## What to produce
In full and without deviation, write out the entries that follow.

## Provided data
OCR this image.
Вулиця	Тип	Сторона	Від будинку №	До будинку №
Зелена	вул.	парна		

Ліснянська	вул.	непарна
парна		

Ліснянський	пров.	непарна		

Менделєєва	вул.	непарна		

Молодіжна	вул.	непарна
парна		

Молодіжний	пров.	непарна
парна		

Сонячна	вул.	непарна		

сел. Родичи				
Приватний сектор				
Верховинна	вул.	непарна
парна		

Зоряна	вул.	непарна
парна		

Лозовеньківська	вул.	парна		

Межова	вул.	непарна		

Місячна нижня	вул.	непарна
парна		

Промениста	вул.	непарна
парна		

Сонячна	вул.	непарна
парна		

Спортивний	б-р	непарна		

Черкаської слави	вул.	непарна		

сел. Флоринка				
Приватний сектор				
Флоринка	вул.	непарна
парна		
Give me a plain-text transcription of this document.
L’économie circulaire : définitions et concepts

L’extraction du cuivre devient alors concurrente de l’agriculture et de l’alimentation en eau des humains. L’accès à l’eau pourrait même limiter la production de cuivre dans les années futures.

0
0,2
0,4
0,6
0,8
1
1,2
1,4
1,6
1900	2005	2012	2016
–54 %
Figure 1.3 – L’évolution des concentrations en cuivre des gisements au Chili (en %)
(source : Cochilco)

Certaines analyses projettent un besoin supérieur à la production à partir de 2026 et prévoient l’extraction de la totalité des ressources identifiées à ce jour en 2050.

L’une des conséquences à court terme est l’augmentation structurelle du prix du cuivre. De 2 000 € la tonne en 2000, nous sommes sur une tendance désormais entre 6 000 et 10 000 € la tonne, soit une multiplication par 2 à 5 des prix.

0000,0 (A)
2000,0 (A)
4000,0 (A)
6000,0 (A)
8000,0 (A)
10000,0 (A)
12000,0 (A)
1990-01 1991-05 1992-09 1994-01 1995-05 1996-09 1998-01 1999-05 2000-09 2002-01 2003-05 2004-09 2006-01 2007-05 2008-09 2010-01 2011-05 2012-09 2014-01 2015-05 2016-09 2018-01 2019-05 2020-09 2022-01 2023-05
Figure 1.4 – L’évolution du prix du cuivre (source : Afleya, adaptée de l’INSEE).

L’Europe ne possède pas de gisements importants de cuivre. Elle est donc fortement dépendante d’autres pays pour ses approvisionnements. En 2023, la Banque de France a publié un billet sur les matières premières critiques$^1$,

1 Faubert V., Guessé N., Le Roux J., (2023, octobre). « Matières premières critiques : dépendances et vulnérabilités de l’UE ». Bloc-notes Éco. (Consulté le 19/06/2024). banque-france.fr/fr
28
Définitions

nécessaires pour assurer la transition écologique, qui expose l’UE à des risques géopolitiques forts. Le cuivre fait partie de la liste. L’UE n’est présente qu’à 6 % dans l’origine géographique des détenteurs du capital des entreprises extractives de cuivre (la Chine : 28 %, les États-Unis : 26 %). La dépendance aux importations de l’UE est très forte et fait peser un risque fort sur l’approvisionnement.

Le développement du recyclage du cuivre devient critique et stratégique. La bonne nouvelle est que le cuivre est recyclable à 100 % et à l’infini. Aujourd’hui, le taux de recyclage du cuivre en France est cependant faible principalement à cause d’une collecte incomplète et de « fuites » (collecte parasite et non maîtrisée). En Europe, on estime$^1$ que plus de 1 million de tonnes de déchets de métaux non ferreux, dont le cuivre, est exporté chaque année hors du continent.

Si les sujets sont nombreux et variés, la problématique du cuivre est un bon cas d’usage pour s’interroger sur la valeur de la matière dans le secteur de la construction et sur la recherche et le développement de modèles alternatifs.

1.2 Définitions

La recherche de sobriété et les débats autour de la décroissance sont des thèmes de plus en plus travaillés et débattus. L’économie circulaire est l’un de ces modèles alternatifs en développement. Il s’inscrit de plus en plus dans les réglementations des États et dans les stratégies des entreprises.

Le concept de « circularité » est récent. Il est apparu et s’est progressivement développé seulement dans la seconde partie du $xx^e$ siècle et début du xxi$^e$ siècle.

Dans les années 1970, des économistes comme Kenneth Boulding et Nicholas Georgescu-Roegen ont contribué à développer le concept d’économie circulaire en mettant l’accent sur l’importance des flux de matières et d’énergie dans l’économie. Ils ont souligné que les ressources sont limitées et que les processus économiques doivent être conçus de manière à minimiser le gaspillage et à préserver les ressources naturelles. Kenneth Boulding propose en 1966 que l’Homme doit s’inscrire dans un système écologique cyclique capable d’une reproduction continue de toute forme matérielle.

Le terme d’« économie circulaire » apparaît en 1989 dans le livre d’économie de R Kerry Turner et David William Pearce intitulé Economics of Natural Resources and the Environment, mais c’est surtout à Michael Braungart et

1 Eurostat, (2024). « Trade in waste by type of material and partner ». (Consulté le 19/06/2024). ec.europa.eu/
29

## Result of this exercise
OCR this image.
Вулиця	Тип	Сторона	Від будинку №	До будинку №
Зелена	вул.	парна		

Ліснянська	вул.	непарна
парна		

Ліснянський	пров.	непарна		

Менделєєва	вул.	непарна		

Молодіжна	вул.	непарна
парна		

Молодіжний	пров.	непарна
парна		

Сонячна	вул.	непарна		

сел. Родичи				
Приватний сектор				
Верховинна	вул.	непарна
парна		

Зоряна	вул.	непарна
парна		

Лозовеньківська	вул.	парна		

Межова	вул.	непарна		

Місячна нижня	вул.	непарна
парна		

Промениста	вул.	непарна
парна		

Сонячна	вул.	непарна
парна		

Спортивний	б-р	непарна		

Черкаської слави	вул.	непарна		

сел. Флоринка				
Приватний сектор				
Флоринка	вул.	непарна
парна		
Give me a plain-text transcription of this document.
L’économie circulaire : définitions et concepts

L’extraction du cuivre devient alors concurrente de l’agriculture et de l’alimentation en eau des humains. L’accès à l’eau pourrait même limiter la production de cuivre dans les années futures.

0
0,2
0,4
0,6
0,8
1
1,2
1,4
1,6
1900	2005	2012	2016
–54 %
Figure 1.3 – L’évolution des concentrations en cuivre des gisements au Chili (en %)
(source : Cochilco)

Certaines analyses projettent un besoin supérieur à la production à partir de 2026 et prévoient l’extraction de la totalité des ressources identifiées à ce jour en 2050.

L’une des conséquences à court terme est l’augmentation structurelle du prix du cuivre. De 2 000 € la tonne en 2000, nous sommes sur une tendance désormais entre 6 000 et 10 000 € la tonne, soit une multiplication par 2 à 5 des prix.

0000,0 (A)
2000,0 (A)
4000,0 (A)
6000,0 (A)
8000,0 (A)
10000,0 (A)
12000,0 (A)
1990-01 1991-05 1992-09 1994-01 1995-05 1996-09 1998-01 1999-05 2000-09 2002-01 2003-05 2004-09 2006-01 2007-05 2008-09 2010-01 2011-05 2012-09 2014-01 2015-05 2016-09 2018-01 2019-05 2020-09 2022-01 2023-05
Figure 1.4 – L’évolution du prix du cuivre (source : Afleya, adaptée de l’INSEE).

L’Europe ne possède pas de gisements importants de cuivre. Elle est donc fortement dépendante d’autres pays pour ses approvisionnements. En 2023, la Banque de France a publié un billet sur les matières premières critiques$^1$,

1 Faubert V., Guessé N., Le Roux J., (2023, octobre). « Matières premières critiques : dépendances et vulnérabilités de l’UE ». Bloc-notes Éco. (Consulté le 19/06/2024). banque-france.fr/fr
28
Définitions

nécessaires pour assurer la transition écologique, qui expose l’UE à des risques géopolitiques forts. Le cuivre fait partie de la liste. L’UE n’est présente qu’à 6 % dans l’origine géographique des détenteurs du capital des entreprises extractives de cuivre (la Chine : 28 %, les États-Unis : 26 %). La dépendance aux importations de l’UE est très forte et fait peser un risque fort sur l’approvisionnement.

Le développement du recyclage du cuivre devient critique et stratégique. La bonne nouvelle est que le cuivre est recyclable à 100 % et à l’infini. Aujourd’hui, le taux de recyclage du cuivre en France est cependant faible principalement à cause d’une collecte incomplète et de « fuites » (collecte parasite et non maîtrisée). En Europe, on estime$^1$ que plus de 1 million de tonnes de déchets de métaux non ferreux, dont le cuivre, est exporté chaque année hors du continent.

Si les sujets sont nombreux et variés, la problématique du cuivre est un bon cas d’usage pour s’interroger sur la valeur de la matière dans le secteur de la construction et sur la recherche et le développement de modèles alternatifs.

1.2 Définitions

La recherche de sobriété et les débats autour de la décroissance sont des thèmes de plus en plus travaillés et débattus. L’économie circulaire est l’un de ces modèles alternatifs en développement. Il s’inscrit de plus en plus dans les réglementations des États et dans les stratégies des entreprises.

Le concept de « circularité » est récent. Il est apparu et s’est progressivement développé seulement dans la seconde partie du $xx^e$ siècle et début du xxi$^e$ siècle.

Dans les années 1970, des économistes comme Kenneth Boulding et Nicholas Georgescu-Roegen ont contribué à développer le concept d’économie circulaire en mettant l’accent sur l’importance des flux de matières et d’énergie dans l’économie. Ils ont souligné que les ressources sont limitées et que les processus économiques doivent être conçus de manière à minimiser le gaspillage et à préserver les ressources naturelles. Kenneth Boulding propose en 1966 que l’Homme doit s’inscrire dans un système écologique cyclique capable d’une reproduction continue de toute forme matérielle.

Le terme d’« économie circulaire » apparaît en 1989 dans le livre d’économie de R Kerry Turner et David William Pearce intitulé Economics of Natural Resources and the Environment, mais c’est surtout à Michael Braungart et

1 Eurostat, (2024). « Trade in waste by type of material and partner ». (Consulté le 19/06/2024). ec.europa.eu/
29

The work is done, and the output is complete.